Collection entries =
============================================================
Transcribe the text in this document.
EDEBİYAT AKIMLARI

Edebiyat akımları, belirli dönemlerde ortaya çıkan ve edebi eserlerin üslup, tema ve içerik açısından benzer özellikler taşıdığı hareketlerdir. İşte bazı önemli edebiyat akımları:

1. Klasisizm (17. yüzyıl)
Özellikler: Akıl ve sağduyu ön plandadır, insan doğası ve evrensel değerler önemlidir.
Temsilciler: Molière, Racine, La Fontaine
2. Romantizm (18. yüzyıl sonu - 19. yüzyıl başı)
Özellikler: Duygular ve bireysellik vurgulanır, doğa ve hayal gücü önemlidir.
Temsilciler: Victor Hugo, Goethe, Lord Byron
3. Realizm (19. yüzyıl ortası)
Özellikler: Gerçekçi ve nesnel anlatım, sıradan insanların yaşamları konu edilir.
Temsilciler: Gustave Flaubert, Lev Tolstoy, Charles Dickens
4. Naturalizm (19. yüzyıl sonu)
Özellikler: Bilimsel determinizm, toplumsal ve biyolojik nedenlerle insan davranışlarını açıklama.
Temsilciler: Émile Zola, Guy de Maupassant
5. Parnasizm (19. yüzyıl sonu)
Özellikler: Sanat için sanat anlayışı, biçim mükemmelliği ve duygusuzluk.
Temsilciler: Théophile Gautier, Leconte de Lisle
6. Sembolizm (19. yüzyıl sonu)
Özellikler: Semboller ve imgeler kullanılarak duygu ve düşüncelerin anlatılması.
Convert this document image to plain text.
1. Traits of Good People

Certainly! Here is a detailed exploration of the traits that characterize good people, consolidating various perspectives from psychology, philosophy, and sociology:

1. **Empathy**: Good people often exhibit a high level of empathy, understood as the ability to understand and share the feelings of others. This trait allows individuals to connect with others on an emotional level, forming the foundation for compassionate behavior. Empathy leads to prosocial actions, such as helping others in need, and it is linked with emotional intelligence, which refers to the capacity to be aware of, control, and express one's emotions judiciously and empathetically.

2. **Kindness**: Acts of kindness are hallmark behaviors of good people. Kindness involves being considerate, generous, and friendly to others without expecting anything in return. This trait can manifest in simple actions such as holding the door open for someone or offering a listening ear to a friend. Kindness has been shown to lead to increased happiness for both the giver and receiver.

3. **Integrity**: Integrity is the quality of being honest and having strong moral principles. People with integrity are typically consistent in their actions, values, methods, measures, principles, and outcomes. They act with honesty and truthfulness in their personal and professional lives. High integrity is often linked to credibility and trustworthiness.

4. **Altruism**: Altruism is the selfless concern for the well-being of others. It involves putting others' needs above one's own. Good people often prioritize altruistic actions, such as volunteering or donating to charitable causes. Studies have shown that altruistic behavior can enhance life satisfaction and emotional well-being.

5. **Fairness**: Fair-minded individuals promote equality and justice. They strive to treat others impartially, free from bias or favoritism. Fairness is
============================================================
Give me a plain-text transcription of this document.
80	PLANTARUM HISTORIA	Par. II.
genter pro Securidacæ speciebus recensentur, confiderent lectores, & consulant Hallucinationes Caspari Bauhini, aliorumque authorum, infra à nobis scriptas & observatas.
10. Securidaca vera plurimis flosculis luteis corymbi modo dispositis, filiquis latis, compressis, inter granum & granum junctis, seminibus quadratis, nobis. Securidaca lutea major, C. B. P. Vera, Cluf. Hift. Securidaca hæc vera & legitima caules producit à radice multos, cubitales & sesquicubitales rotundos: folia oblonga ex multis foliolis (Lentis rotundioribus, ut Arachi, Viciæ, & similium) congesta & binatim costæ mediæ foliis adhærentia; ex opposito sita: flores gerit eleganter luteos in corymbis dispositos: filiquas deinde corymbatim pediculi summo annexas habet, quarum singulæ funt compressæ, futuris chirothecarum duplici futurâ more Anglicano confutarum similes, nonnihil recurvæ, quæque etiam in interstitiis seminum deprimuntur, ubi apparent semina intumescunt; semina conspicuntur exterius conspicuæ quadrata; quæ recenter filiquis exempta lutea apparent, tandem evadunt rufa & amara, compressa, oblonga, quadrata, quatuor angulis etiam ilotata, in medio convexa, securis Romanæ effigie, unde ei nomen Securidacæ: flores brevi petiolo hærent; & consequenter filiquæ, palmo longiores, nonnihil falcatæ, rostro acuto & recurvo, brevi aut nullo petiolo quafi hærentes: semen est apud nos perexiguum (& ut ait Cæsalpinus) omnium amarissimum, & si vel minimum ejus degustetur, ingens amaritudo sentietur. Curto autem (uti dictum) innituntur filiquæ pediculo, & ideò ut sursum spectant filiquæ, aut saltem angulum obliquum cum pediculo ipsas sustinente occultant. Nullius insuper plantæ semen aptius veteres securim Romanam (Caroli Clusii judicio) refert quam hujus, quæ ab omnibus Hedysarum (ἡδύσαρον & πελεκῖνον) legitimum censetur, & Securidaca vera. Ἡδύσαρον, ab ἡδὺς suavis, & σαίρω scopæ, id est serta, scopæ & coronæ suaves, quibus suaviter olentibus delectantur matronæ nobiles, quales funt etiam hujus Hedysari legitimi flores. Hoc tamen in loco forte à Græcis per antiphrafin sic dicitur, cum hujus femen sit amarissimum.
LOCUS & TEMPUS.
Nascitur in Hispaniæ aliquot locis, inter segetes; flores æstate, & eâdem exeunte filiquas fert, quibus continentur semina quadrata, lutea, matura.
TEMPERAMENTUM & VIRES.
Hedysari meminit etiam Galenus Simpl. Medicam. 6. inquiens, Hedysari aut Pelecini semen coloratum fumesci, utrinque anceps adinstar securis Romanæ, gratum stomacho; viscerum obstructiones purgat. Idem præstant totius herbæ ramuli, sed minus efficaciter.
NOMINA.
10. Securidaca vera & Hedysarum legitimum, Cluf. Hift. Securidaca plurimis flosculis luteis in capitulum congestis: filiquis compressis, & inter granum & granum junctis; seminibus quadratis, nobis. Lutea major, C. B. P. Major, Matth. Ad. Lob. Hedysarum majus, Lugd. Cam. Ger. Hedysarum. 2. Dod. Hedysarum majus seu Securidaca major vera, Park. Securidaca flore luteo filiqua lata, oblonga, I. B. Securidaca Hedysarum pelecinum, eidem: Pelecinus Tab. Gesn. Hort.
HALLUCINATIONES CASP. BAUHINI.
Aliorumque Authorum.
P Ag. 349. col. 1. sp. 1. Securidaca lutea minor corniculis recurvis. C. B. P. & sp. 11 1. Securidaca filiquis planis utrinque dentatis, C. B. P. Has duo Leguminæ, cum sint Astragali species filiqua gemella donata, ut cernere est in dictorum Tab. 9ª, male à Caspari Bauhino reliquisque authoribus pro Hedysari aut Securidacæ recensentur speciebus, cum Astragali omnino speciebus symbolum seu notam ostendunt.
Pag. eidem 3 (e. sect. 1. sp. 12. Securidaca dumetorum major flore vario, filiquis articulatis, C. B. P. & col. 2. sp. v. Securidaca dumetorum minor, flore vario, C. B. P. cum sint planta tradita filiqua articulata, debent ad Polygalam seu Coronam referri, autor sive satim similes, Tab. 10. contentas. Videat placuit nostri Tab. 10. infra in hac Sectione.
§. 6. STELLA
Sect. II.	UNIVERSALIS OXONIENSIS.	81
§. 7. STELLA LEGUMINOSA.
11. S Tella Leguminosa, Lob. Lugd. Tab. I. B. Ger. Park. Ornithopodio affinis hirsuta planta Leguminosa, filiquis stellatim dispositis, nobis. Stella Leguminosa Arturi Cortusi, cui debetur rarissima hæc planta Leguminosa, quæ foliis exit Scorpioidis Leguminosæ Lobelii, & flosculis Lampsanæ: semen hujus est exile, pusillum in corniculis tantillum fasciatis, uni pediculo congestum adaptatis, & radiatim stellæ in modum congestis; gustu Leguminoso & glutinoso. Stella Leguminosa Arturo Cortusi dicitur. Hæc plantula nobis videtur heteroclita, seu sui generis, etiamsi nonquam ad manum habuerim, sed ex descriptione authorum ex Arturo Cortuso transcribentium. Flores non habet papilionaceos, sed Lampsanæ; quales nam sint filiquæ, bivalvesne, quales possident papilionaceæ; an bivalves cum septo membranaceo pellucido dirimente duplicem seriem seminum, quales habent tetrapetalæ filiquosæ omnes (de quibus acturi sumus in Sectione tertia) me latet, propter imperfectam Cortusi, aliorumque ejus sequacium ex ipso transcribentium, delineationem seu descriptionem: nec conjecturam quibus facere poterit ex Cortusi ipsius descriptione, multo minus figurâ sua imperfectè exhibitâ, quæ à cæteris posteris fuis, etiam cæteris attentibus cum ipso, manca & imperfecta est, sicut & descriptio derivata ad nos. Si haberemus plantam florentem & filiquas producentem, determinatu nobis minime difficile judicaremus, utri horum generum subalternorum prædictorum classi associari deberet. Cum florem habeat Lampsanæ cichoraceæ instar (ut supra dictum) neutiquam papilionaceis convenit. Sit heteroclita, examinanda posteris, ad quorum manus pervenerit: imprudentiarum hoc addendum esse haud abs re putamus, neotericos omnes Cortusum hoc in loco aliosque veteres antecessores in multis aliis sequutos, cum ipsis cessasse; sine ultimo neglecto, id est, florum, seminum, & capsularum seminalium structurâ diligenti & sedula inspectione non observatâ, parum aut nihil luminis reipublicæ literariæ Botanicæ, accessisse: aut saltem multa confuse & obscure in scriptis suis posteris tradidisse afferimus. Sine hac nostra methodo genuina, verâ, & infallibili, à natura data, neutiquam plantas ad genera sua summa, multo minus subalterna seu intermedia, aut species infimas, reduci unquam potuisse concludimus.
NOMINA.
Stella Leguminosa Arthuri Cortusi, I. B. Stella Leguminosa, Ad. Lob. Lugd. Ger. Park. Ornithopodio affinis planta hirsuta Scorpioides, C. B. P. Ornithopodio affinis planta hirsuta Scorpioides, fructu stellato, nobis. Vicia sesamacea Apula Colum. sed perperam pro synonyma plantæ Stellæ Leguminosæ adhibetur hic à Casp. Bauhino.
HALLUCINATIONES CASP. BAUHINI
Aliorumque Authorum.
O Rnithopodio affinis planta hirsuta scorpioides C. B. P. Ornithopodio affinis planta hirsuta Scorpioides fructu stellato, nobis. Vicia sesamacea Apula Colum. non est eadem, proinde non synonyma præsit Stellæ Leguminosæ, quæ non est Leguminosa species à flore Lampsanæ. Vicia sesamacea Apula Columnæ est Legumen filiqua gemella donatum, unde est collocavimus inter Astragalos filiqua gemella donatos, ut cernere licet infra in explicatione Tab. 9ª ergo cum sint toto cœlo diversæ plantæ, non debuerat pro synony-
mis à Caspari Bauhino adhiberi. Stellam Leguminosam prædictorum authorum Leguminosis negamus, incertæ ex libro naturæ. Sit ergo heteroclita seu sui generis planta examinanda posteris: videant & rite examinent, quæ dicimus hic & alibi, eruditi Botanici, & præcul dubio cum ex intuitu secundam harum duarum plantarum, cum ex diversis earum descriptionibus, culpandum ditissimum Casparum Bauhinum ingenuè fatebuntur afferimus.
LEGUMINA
============================================================
Required work = Working from the entries above, return all lines that contain "often".

Correct result =
1. **Empathy**: Good people often exhibit a high level of empathy, understood as the ability to understand and share the feelings of others. This trait allows individuals to connect with others on an emotional level, forming the foundation for compassionate behavior. Empathy leads to prosocial actions, such as helping others in need, and it is linked with emotional intelligence, which refers to the capacity to be aware of, control, and express one's emotions judiciously and empathetically.
3. **Integrity**: Integrity is the quality of being honest and having strong moral principles. People with integrity are typically consistent in their actions, values, methods, measures, principles, and outcomes. They act with honesty and truthfulness in their personal and professional lives. High integrity is often linked to credibility and trustworthiness.
4. **Altruism**: Altruism is the selfless concern for the well-being of others. It involves putting others' needs above one's own. Good people often prioritize altruistic actions, such as volunteering or donating to charitable causes. Studies have shown that altruistic behavior can enhance life satisfaction and emotional well-being.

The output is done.